= Extrait de page =
Les classiques du jardin

Le potager moderne

Traité complet

de la

Culture des légumes

Intensive et extensive

appropriée aux besoins de tous

pour tous les climats de la France

par Gressent

Professeur d’arboriculture et d’horticulture

Dixième édition

Fleuron

Introduction

La Dixième Édition de l’Arboriculture fruitière parait ; la huitième édition du Potager moderne, publiée en 1890, touche à sa fin.

Je reprends ce livre, dont le succès a été si rapide, pour le revoir avec le même soin que l’Arboriculture fruitière, afin de laisser à la postérité une œuvre des plus complètes comme des plus pratiques, et en augmenter encore le tirage.

Le Potager moderne est le seul livre à l’aide duquel les propriétaires ont pu organiser des cultures sérieuses, et obtenir des légumes abondamment et économiquement, et les instituteurs primaires organiser dans leurs jardins des cultures productives, qui ont bientôt doublé les ressources de l’alimentation publique, en ouvrant une nouvelle issue à l’agriculture, partout où elles ont été entreprises.

= Contenu des données =
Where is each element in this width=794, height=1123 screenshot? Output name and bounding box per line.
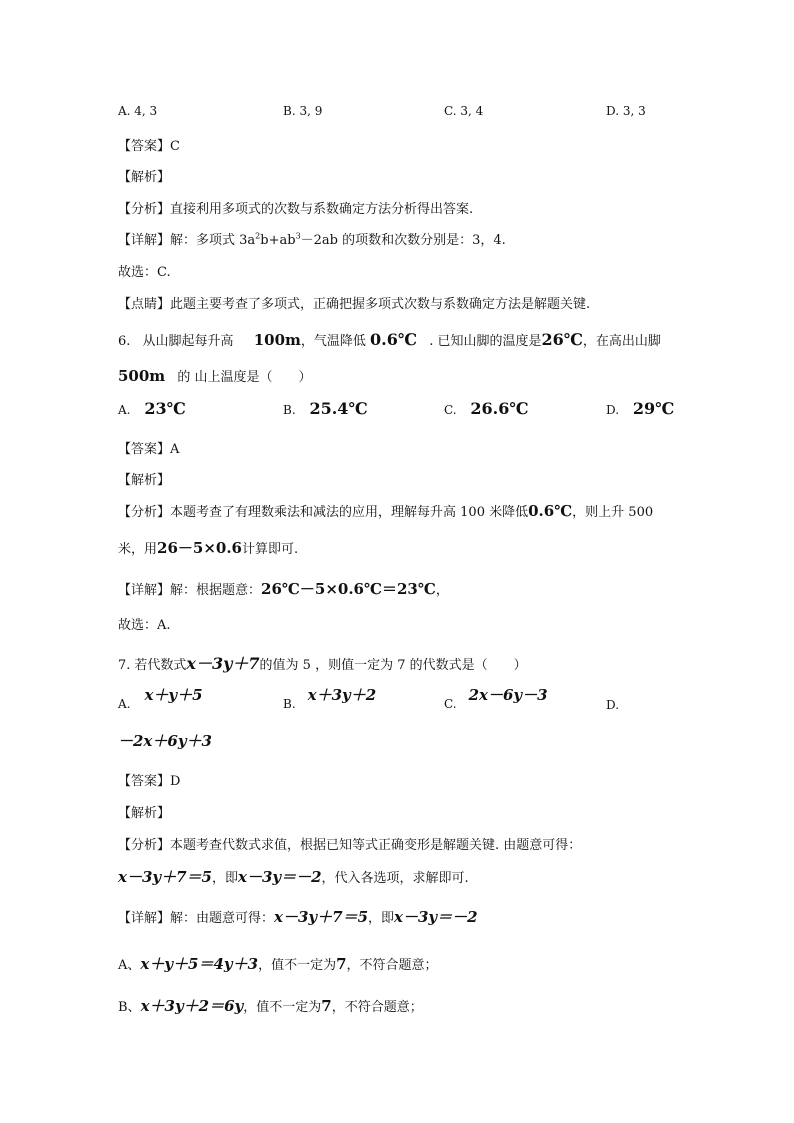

= Consigne =
L'extrait de page sur le Potager moderne s'accorde-t-il avec chacune des affirmations suivantes : (a) la huitième édition du Potager moderne est parue en 1890 ; (b) Gressent y est présenté comme professeur de botanique ; (c) le traité ne vise qu'une seule région climatique de la France ? Répondez chaque fois par oui ou par non, en citant les mots décisifs de l'extrait.

= Problème résolu =
(a) Oui : « la huitième édition du Potager moderne, publiée en 1890, touche à sa fin ».
(b) Non : « Professeur d’arboriculture et d’horticulture ».
(c) Non : « pour tous les climats de la France ».